WHAT THE EXERCISE ASKS — Look for "OCR this image." in the listing below, then copy exactly the line it appears in and all lines after it to the end, and nothing more.

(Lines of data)
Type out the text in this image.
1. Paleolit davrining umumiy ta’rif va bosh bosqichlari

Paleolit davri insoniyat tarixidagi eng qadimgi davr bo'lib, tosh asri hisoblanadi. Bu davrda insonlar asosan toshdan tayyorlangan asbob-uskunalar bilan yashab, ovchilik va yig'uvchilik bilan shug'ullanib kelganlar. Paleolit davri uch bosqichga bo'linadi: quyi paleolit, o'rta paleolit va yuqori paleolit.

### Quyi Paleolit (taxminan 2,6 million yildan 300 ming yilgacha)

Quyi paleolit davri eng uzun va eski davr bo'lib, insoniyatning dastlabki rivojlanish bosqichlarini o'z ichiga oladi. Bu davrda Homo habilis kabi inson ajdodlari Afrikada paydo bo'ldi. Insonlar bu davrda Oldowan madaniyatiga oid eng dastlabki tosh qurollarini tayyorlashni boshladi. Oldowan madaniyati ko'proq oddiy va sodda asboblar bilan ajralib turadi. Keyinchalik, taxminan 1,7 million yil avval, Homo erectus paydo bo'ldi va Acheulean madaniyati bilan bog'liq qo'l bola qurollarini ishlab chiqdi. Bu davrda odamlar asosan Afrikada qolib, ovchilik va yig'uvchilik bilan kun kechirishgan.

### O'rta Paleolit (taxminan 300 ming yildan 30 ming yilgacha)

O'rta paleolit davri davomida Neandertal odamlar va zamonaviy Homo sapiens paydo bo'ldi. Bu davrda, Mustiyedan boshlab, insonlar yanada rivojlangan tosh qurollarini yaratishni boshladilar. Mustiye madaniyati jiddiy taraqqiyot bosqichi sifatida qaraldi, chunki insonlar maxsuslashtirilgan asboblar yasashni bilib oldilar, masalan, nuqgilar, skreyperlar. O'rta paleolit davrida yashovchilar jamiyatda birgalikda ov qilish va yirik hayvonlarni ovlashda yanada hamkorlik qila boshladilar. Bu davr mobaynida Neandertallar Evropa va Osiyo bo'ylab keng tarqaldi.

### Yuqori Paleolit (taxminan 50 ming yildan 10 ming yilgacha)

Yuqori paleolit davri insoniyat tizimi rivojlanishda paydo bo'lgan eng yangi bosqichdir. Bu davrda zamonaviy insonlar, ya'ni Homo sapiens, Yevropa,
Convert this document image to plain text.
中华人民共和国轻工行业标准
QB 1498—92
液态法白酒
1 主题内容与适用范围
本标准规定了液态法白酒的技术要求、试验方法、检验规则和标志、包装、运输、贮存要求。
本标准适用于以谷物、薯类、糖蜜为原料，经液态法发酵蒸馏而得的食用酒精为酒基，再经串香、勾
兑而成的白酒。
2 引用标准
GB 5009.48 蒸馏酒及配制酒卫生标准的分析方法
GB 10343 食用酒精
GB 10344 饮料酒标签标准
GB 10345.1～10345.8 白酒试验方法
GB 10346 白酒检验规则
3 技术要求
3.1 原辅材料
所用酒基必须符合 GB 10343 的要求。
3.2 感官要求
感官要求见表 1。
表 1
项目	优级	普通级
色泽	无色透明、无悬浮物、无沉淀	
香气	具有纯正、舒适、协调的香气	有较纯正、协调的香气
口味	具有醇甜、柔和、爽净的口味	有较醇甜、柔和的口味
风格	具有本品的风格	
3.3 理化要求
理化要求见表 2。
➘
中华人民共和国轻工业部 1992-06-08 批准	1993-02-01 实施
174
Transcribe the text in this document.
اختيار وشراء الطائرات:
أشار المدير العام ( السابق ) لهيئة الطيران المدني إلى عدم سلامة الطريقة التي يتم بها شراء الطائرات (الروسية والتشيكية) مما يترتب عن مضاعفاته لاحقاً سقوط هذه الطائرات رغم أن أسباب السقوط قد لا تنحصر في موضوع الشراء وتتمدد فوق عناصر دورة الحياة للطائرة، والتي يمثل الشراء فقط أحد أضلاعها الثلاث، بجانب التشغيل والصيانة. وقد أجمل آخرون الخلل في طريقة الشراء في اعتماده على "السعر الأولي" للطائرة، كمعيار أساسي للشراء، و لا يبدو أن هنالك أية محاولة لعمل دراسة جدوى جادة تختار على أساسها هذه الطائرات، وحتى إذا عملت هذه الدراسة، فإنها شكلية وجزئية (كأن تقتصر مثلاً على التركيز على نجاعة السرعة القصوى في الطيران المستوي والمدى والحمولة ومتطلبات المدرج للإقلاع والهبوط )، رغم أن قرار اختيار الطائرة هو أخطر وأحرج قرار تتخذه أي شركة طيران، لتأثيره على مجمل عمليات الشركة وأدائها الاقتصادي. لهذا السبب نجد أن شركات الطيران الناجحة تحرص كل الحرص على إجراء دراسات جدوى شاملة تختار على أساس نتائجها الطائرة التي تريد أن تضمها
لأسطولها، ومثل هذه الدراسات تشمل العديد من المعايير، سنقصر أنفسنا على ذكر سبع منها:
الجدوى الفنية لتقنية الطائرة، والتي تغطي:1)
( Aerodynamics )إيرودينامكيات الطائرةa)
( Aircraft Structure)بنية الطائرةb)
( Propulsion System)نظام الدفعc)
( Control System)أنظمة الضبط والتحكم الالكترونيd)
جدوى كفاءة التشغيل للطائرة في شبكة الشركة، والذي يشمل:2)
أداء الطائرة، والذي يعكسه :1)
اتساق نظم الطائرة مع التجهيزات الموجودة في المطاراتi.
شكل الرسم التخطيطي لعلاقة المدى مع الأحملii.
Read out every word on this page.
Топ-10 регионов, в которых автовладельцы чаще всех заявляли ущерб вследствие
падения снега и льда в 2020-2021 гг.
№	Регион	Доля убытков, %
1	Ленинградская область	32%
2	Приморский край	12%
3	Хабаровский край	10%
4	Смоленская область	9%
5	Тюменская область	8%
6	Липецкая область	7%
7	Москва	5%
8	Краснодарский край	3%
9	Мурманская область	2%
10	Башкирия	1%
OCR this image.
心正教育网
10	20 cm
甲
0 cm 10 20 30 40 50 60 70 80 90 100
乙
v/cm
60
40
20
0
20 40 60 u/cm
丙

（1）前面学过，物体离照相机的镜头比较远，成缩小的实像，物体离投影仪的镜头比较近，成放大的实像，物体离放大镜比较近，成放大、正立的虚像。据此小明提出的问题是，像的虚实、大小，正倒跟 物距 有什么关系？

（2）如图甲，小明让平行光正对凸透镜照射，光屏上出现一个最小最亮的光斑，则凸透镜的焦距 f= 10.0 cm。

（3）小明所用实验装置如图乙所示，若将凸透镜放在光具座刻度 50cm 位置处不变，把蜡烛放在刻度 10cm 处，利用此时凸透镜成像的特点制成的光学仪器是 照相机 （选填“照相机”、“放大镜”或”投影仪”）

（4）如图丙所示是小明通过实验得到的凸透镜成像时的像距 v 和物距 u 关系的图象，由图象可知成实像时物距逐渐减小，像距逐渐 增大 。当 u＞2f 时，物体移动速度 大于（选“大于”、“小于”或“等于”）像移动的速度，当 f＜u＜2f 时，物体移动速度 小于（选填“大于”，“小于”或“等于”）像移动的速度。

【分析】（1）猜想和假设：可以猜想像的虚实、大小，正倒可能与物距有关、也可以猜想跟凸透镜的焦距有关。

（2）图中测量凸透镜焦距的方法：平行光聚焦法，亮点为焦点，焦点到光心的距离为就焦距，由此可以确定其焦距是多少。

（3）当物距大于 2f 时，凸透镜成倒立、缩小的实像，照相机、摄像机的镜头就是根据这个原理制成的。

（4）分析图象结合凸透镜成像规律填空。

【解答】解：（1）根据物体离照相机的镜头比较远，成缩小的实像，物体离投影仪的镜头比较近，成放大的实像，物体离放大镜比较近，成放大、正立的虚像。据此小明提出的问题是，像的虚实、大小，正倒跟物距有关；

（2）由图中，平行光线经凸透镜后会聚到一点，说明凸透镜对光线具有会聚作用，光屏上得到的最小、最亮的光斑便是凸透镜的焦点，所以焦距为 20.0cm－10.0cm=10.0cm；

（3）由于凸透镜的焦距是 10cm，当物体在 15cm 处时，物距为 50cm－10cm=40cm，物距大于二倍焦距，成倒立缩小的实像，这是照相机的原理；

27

EXERCISE RESULT —
OCR this image.
心正教育网
10	20 cm
甲
0 cm 10 20 30 40 50 60 70 80 90 100
乙
v/cm
60
40
20
0
20 40 60 u/cm
丙

（1）前面学过，物体离照相机的镜头比较远，成缩小的实像，物体离投影仪的镜头比较近，成放大的实像，物体离放大镜比较近，成放大、正立的虚像。据此小明提出的问题是，像的虚实、大小，正倒跟 物距 有什么关系？

（2）如图甲，小明让平行光正对凸透镜照射，光屏上出现一个最小最亮的光斑，则凸透镜的焦距 f= 10.0 cm。

（3）小明所用实验装置如图乙所示，若将凸透镜放在光具座刻度 50cm 位置处不变，把蜡烛放在刻度 10cm 处，利用此时凸透镜成像的特点制成的光学仪器是 照相机 （选填“照相机”、“放大镜”或”投影仪”）

（4）如图丙所示是小明通过实验得到的凸透镜成像时的像距 v 和物距 u 关系的图象，由图象可知成实像时物距逐渐减小，像距逐渐 增大 。当 u＞2f 时，物体移动速度 大于（选“大于”、“小于”或“等于”）像移动的速度，当 f＜u＜2f 时，物体移动速度 小于（选填“大于”，“小于”或“等于”）像移动的速度。

【分析】（1）猜想和假设：可以猜想像的虚实、大小，正倒可能与物距有关、也可以猜想跟凸透镜的焦距有关。

（2）图中测量凸透镜焦距的方法：平行光聚焦法，亮点为焦点，焦点到光心的距离为就焦距，由此可以确定其焦距是多少。

（3）当物距大于 2f 时，凸透镜成倒立、缩小的实像，照相机、摄像机的镜头就是根据这个原理制成的。

（4）分析图象结合凸透镜成像规律填空。

【解答】解：（1）根据物体离照相机的镜头比较远，成缩小的实像，物体离投影仪的镜头比较近，成放大的实像，物体离放大镜比较近，成放大、正立的虚像。据此小明提出的问题是，像的虚实、大小，正倒跟物距有关；

（2）由图中，平行光线经凸透镜后会聚到一点，说明凸透镜对光线具有会聚作用，光屏上得到的最小、最亮的光斑便是凸透镜的焦点，所以焦距为 20.0cm－10.0cm=10.0cm；

（3）由于凸透镜的焦距是 10cm，当物体在 15cm 处时，物距为 50cm－10cm=40cm，物距大于二倍焦距，成倒立缩小的实像，这是照相机的原理；

27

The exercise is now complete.